Questo rapporto con la forte probabilità quotidiana di incontrare la morte è un’importante differenza culturale che oggi viviamo. In un posto come l’Iraq sconvolto dalla guerra, la morte va sfidata, da noi è ancora un tabù. La familiarità con la morte è qualcosa che gli iracheni vivono da tanto. Questo è il vero dramma.
Quando Lerner chiede ad Ahmed Saadawi se occidentali e iracheni hanno un rapporto diverso con la morte, l’autore risponde che non dovrebbe essere diverso ma uguale per tutti: si entra e si esce dalla vita tutti allo stesso modo, lasciando questa terra. “Ciò che è veramente diverso per le varie culture, è quello che succede dopo. In Iraq, dalla metà degli anni Sessanta, l’incontro con la morte è regolare”, dice l’autore. E aggiunge: “abbiamo avuto golpe e lotte politiche, giungendo fino a un abbraccio con la morte durante la guerra Iran-Iraq negli anni Ottanta. Era normale allora vedere alla televisione immagini che inneggiavano anche alla morte. Terminata quella guerra, pensavamo fosse finita, invece è arrivata l’invasione del Kuwait e poi le guerre cominciate nel 2003 con l’invasione dell’Iraq. Si pensava che, caduto Saddam, ci sarebbero state pace e ricostruzione, invece ci siamo trovati in una guerra civile e da due anni conviviamo con l’Isis. Ho scritto una volta che la morte è diventata di routine. E’ vero, purtroppo. Per esempio passi in una strada e vedi feriti, ma tiri avanti, vai dritto, ormai queste scene fanno parte del quotidiano. Questo non è normale, la morte dovrebbe destare paura e terrore”.
Anche Inaam Kachachi parla della morte, ricordando come gli iracheni provengano dalla Mesopotamia, la terra di Gilgamesh l’eroe che cercava l’immortalità, come siano eredi di Shahrazād, che con i suoi racconti ha ingannato la morte. Racconta anche che all’iracheno che vive all’estero non fa paura sapere se e quando morirà, quanto ignorare dove verrà sepolto. Per questo, nel suo racconto ha pensato a un cimitero elettronico dove tutti possono trovarsi, in un mondo fatto di diaspore.

◆ Quesito scritto A: Secondo il testo fornito, che cosa ha immaginato Inaam Kachachi nel suo racconto?
◆ Quesito scritto B: Restituisca dal testo fornito tutto ciò che va da "Anche Inaam Kachachi" fino a "fatto di diaspore." compreso.
Si attenga unicamente al testo fornito.

◆ Dati di origine:
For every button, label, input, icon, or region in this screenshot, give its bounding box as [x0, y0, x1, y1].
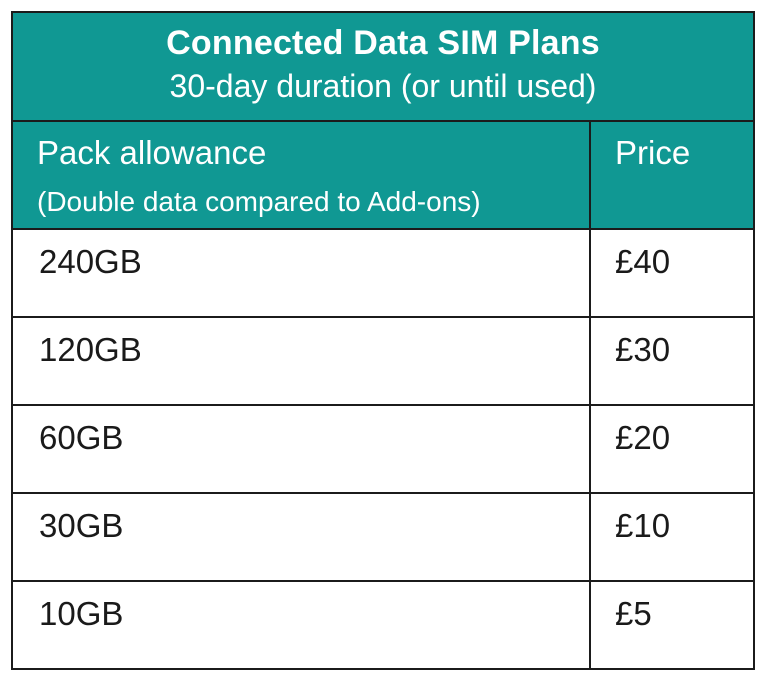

◆ Risposta al quesito A: Un cimitero elettronico dove tutti possono trovarsi, in un mondo fatto di diaspore.

◆ Risposta al quesito B:
Anche Inaam Kachachi parla della morte, ricordando come gli iracheni provengano dalla Mesopotamia, la terra di Gilgamesh l’eroe che cercava l’immortalità, come siano eredi di Shahrazād, che con i suoi racconti ha ingannato la morte. Racconta anche che all’iracheno che vive all’estero non fa paura sapere se e quando morirà, quanto ignorare dove verrà sepolto. Per questo, nel suo racconto ha pensato a un cimitero elettronico dove tutti possono trovarsi, in un mondo fatto di diaspore.